- _WORK TO BE COMPLETED_:
Leave out the pictures and restate the rest of the data exactly.

- _RECORDS SUPPLIED_:
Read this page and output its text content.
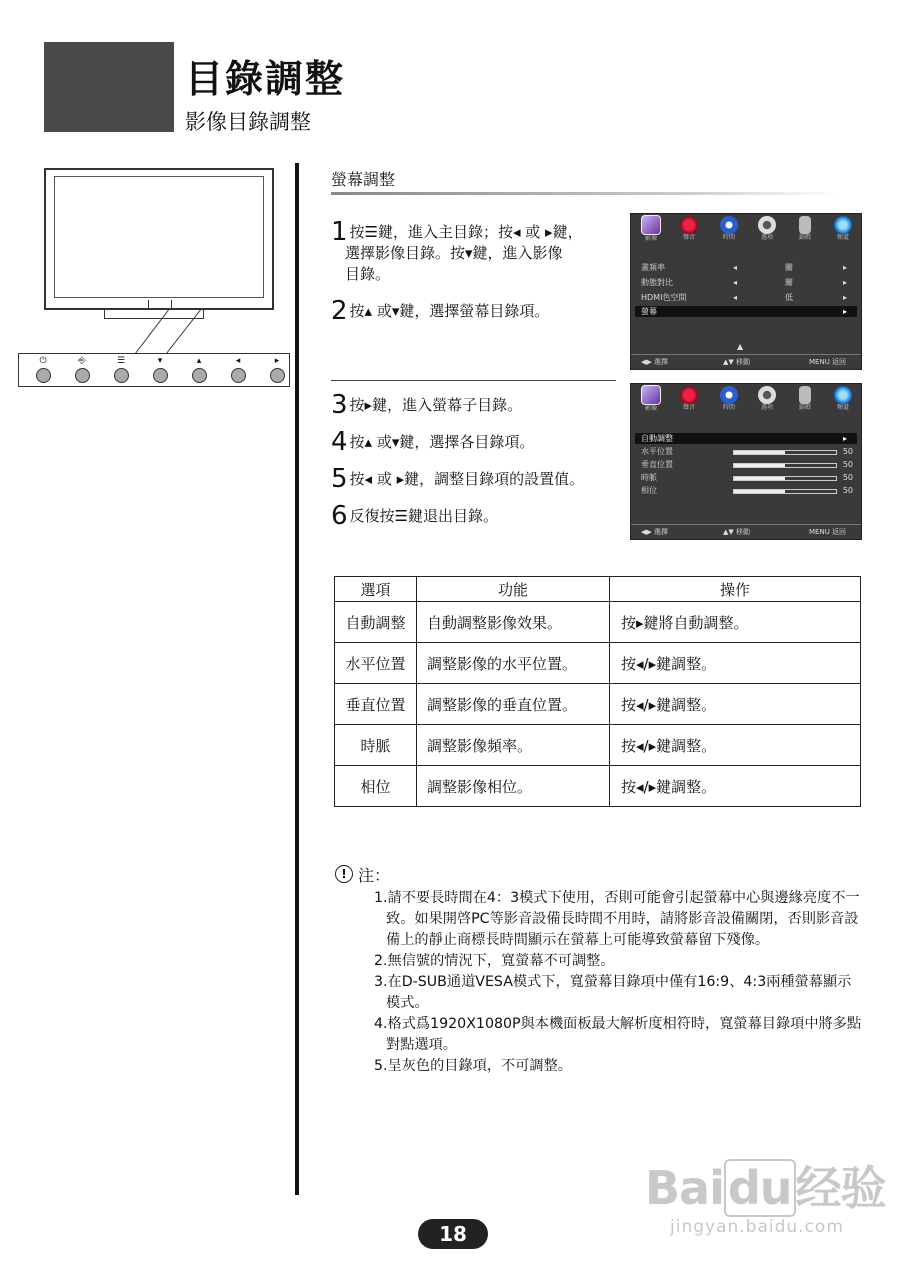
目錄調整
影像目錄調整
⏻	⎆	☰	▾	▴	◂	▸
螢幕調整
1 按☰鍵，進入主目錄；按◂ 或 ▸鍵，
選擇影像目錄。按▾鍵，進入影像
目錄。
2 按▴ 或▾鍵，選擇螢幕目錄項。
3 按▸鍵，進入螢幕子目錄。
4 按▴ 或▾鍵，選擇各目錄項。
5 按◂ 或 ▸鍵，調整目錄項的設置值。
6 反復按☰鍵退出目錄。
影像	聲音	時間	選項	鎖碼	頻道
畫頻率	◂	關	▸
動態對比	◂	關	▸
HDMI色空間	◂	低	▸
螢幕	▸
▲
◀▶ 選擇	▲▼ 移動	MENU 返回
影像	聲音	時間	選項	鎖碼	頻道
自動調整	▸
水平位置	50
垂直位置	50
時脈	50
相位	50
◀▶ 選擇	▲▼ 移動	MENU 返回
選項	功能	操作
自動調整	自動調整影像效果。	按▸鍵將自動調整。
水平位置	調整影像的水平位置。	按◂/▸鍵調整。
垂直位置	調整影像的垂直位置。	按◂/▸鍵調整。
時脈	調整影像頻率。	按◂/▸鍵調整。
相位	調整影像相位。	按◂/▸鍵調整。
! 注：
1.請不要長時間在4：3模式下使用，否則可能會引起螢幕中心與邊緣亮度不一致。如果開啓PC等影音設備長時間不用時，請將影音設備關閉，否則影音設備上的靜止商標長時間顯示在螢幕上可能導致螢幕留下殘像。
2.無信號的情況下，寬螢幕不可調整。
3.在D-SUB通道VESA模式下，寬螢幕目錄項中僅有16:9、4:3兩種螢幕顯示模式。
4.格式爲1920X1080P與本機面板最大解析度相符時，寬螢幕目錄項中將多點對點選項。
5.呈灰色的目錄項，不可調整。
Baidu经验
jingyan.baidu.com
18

- _OUTPUT_:
Read this page and output its text content.
目錄調整
影像目錄調整
⏻	⎆	☰	▾	▴	◂	▸
螢幕調整
1 按☰鍵，進入主目錄；按◂ 或 ▸鍵，
選擇影像目錄。按▾鍵，進入影像
目錄。
2 按▴ 或▾鍵，選擇螢幕目錄項。
3 按▸鍵，進入螢幕子目錄。
4 按▴ 或▾鍵，選擇各目錄項。
5 按◂ 或 ▸鍵，調整目錄項的設置值。
6 反復按☰鍵退出目錄。
影像	聲音	時間	選項	鎖碼	頻道
畫頻率	◂	關	▸
動態對比	◂	關	▸
HDMI色空間	◂	低	▸
螢幕	▸
▲
◀▶ 選擇	▲▼ 移動	MENU 返回
影像	聲音	時間	選項	鎖碼	頻道
自動調整	▸
水平位置	50
垂直位置	50
時脈	50
相位	50
◀▶ 選擇	▲▼ 移動	MENU 返回
選項	功能	操作
自動調整	自動調整影像效果。	按▸鍵將自動調整。
水平位置	調整影像的水平位置。	按◂/▸鍵調整。
垂直位置	調整影像的垂直位置。	按◂/▸鍵調整。
時脈	調整影像頻率。	按◂/▸鍵調整。
相位	調整影像相位。	按◂/▸鍵調整。
! 注：
1.請不要長時間在4：3模式下使用，否則可能會引起螢幕中心與邊緣亮度不一致。如果開啓PC等影音設備長時間不用時，請將影音設備關閉，否則影音設備上的靜止商標長時間顯示在螢幕上可能導致螢幕留下殘像。
2.無信號的情況下，寬螢幕不可調整。
3.在D-SUB通道VESA模式下，寬螢幕目錄項中僅有16:9、4:3兩種螢幕顯示模式。
4.格式爲1920X1080P與本機面板最大解析度相符時，寬螢幕目錄項中將多點對點選項。
5.呈灰色的目錄項，不可調整。
Baidu经验
jingyan.baidu.com
18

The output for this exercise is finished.